Records contained in a dataset

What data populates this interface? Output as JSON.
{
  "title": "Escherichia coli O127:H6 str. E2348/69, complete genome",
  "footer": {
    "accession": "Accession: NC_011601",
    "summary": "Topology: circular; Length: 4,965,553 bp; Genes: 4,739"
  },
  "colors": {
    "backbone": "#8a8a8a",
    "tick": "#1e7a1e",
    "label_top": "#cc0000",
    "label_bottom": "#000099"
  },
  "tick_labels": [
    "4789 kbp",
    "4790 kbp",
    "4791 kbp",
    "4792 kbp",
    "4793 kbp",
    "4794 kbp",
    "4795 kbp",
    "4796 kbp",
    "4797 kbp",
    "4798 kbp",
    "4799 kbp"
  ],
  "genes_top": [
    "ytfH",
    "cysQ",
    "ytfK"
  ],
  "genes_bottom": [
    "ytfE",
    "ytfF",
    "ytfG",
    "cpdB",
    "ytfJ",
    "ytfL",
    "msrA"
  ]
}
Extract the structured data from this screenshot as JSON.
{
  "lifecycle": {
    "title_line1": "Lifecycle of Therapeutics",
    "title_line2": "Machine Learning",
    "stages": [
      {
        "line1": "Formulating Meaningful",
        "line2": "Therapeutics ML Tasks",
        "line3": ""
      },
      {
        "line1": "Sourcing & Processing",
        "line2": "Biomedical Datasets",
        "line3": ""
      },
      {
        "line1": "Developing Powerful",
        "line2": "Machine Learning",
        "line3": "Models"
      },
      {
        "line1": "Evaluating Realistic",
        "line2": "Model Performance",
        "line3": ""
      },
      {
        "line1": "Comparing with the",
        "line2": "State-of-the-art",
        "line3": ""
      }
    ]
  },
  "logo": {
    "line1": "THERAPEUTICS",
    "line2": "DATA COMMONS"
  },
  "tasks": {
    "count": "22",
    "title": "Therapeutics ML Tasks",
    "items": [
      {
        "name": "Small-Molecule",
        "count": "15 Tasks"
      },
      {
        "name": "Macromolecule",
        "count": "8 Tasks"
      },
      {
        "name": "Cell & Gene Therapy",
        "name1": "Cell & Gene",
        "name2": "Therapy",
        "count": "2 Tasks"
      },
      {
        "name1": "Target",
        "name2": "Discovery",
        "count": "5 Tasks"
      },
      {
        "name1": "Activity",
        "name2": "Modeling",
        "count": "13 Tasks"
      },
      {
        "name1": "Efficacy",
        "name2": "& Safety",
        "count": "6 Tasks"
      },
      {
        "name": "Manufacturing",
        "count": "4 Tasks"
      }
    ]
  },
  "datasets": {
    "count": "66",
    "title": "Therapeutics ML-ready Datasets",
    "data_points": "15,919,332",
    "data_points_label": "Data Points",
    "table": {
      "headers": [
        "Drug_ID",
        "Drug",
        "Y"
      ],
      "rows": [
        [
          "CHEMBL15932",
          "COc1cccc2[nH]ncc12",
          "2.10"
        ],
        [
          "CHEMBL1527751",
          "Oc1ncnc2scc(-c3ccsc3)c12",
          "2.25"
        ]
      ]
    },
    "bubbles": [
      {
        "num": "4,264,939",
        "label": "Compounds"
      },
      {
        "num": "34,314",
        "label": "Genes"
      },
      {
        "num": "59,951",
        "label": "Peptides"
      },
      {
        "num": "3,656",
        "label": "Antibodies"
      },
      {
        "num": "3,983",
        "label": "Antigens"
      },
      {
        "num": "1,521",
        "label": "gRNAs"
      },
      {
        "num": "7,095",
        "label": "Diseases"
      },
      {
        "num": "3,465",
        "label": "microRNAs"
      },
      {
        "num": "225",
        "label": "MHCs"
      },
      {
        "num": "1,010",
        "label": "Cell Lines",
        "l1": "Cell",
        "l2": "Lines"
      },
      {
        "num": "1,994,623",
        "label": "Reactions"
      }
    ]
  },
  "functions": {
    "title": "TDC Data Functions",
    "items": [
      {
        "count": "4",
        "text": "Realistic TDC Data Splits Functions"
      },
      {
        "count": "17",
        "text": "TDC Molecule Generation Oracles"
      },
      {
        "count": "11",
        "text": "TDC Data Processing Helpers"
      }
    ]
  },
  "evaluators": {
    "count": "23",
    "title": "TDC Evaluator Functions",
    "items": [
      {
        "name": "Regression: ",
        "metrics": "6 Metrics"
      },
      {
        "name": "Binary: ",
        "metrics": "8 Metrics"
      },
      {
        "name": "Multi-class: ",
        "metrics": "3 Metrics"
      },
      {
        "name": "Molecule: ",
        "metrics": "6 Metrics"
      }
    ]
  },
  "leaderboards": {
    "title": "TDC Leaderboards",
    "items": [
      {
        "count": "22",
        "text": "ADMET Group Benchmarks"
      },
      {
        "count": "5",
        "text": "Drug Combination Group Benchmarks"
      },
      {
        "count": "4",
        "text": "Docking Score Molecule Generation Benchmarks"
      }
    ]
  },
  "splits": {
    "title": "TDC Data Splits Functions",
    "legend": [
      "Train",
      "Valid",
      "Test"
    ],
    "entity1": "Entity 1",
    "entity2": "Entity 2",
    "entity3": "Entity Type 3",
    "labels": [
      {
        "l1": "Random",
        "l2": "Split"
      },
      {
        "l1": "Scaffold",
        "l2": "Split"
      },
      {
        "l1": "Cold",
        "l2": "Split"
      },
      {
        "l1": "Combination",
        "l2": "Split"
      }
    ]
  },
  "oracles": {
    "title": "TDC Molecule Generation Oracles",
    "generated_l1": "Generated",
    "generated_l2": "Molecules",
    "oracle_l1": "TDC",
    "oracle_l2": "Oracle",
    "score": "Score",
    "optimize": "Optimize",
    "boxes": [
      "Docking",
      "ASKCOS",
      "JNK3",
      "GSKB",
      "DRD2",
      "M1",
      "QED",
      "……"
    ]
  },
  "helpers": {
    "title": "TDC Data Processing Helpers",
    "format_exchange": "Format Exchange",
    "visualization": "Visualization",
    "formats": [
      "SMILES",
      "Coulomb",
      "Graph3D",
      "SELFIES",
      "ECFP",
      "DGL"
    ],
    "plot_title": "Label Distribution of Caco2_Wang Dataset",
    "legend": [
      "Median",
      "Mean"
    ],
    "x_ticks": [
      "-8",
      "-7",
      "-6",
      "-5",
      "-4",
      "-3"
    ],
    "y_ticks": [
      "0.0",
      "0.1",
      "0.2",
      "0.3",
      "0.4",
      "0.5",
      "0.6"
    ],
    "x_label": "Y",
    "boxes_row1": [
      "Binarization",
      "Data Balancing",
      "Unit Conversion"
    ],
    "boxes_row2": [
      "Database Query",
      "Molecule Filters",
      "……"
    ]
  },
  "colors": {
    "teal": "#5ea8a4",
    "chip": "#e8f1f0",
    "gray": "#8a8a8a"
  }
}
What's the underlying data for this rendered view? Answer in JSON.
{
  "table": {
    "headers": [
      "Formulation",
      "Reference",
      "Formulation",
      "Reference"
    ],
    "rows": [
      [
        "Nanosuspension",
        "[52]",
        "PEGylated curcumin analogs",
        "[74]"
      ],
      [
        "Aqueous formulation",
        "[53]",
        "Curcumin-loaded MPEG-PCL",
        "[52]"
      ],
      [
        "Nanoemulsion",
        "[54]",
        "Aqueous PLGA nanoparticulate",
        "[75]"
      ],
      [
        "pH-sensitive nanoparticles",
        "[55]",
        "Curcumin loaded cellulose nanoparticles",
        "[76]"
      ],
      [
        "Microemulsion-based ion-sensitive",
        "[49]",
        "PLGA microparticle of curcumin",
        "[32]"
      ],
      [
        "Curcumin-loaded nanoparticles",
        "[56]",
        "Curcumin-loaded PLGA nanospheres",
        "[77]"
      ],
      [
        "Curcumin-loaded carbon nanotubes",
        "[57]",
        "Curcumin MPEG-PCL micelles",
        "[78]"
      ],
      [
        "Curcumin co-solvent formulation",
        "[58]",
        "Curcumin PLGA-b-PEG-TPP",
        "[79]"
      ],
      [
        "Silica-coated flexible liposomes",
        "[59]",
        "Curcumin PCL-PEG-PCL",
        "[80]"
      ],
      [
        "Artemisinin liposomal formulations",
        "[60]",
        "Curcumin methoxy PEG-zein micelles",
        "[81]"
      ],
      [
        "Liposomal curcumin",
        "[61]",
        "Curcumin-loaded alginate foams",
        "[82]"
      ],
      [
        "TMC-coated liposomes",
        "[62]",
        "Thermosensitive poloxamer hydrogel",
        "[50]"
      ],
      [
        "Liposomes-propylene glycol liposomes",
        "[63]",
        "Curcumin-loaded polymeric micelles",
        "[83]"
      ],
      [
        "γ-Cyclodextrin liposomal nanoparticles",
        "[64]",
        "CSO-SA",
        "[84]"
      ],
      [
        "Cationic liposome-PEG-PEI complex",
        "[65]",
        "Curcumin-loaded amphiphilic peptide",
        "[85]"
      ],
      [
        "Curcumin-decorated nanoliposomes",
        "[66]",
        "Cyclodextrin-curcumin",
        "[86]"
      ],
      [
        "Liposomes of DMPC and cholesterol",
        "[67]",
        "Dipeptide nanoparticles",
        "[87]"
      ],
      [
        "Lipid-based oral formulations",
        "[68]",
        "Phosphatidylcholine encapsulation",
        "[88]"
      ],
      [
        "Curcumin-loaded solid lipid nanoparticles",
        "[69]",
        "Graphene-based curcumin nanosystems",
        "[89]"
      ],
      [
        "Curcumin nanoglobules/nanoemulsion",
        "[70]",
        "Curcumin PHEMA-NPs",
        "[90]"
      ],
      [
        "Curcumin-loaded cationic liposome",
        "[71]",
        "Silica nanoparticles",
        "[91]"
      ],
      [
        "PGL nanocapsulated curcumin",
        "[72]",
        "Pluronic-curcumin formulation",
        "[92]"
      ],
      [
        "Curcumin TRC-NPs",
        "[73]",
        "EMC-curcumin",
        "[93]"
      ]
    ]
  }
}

Work order>
Say, as a single number, how many lines of the records hold the word "coated".

Answer to the exercise>
2